[Dataset rows]
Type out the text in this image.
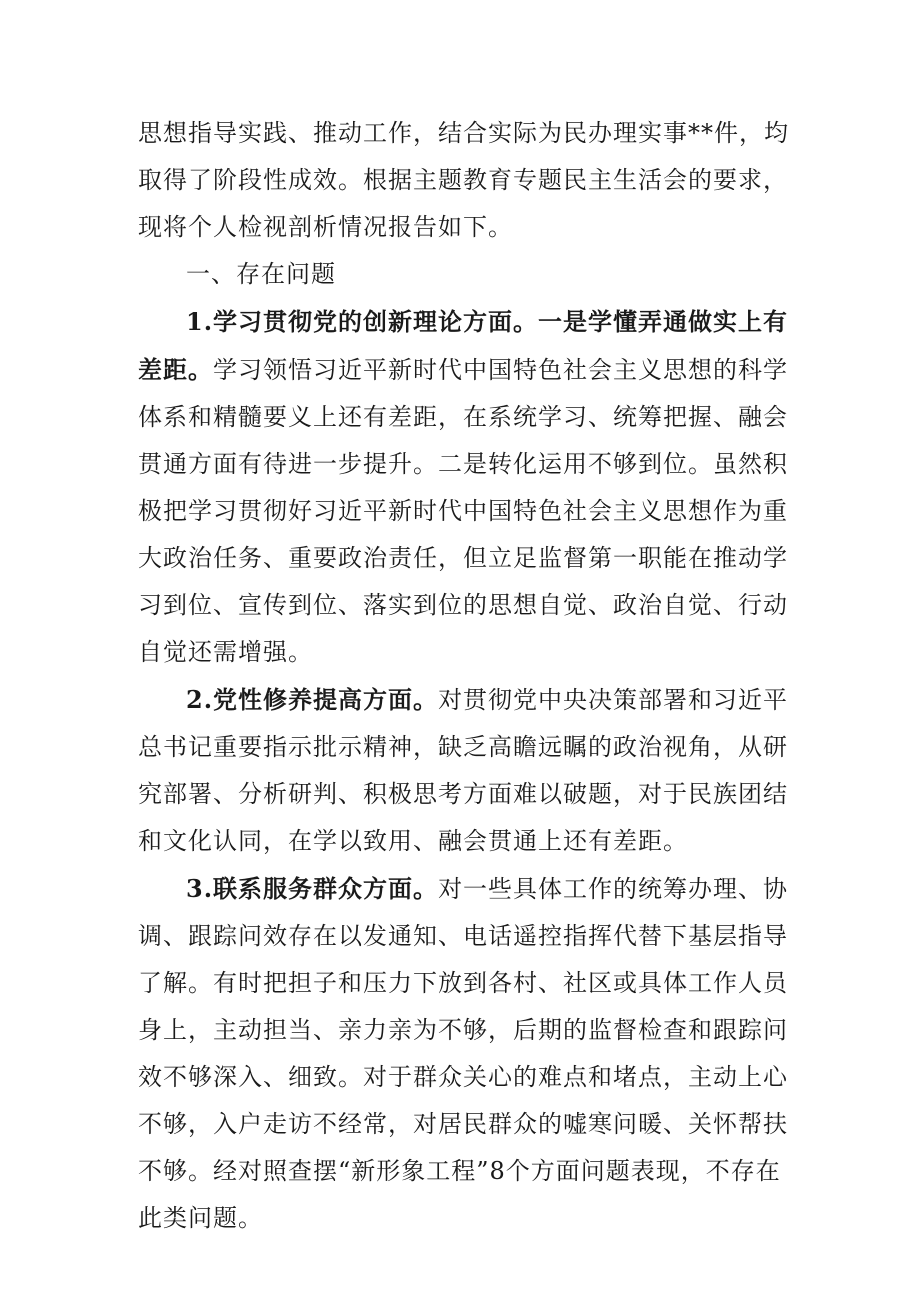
思想指导实践、推动工作，结合实际为民办理实事**件，均取得了阶段性成效。根据主题教育专题民主生活会的要求，现将个人检视剖析情况报告如下。

一、存在问题

1.学习贯彻党的创新理论方面。一是学懂弄通做实上有差距。学习领悟习近平新时代中国特色社会主义思想的科学体系和精髓要义上还有差距，在系统学习、统筹把握、融会贯通方面有待进一步提升。二是转化运用不够到位。虽然积极把学习贯彻好习近平新时代中国特色社会主义思想作为重大政治任务、重要政治责任，但立足监督第一职能在推动学习到位、宣传到位、落实到位的思想自觉、政治自觉、行动自觉还需增强。

2.党性修养提高方面。对贯彻党中央决策部署和习近平总书记重要指示批示精神，缺乏高瞻远瞩的政治视角，从研究部署、分析研判、积极思考方面难以破题，对于民族团结和文化认同，在学以致用、融会贯通上还有差距。

3.联系服务群众方面。对一些具体工作的统筹办理、协调、跟踪问效存在以发通知、电话遥控指挥代替下基层指导了解。有时把担子和压力下放到各村、社区或具体工作人员身上，主动担当、亲力亲为不够，后期的监督检查和跟踪问效不够深入、细致。对于群众关心的难点和堵点，主动上心不够，入户走访不经常，对居民群众的嘘寒问暖、关怀帮扶不够。经对照查摆“新形象工程”8个方面问题表现，不存在此类问题。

* _The exercise_: All preceding records should be duplicated verbatim, images excepted.

* _Exercise result_:
Type out the text in this image.
思想指导实践、推动工作，结合实际为民办理实事**件，均取得了阶段性成效。根据主题教育专题民主生活会的要求，现将个人检视剖析情况报告如下。

一、存在问题

1.学习贯彻党的创新理论方面。一是学懂弄通做实上有差距。学习领悟习近平新时代中国特色社会主义思想的科学体系和精髓要义上还有差距，在系统学习、统筹把握、融会贯通方面有待进一步提升。二是转化运用不够到位。虽然积极把学习贯彻好习近平新时代中国特色社会主义思想作为重大政治任务、重要政治责任，但立足监督第一职能在推动学习到位、宣传到位、落实到位的思想自觉、政治自觉、行动自觉还需增强。

2.党性修养提高方面。对贯彻党中央决策部署和习近平总书记重要指示批示精神，缺乏高瞻远瞩的政治视角，从研究部署、分析研判、积极思考方面难以破题，对于民族团结和文化认同，在学以致用、融会贯通上还有差距。

3.联系服务群众方面。对一些具体工作的统筹办理、协调、跟踪问效存在以发通知、电话遥控指挥代替下基层指导了解。有时把担子和压力下放到各村、社区或具体工作人员身上，主动担当、亲力亲为不够，后期的监督检查和跟踪问效不够深入、细致。对于群众关心的难点和堵点，主动上心不够，入户走访不经常，对居民群众的嘘寒问暖、关怀帮扶不够。经对照查摆“新形象工程”8个方面问题表现，不存在此类问题。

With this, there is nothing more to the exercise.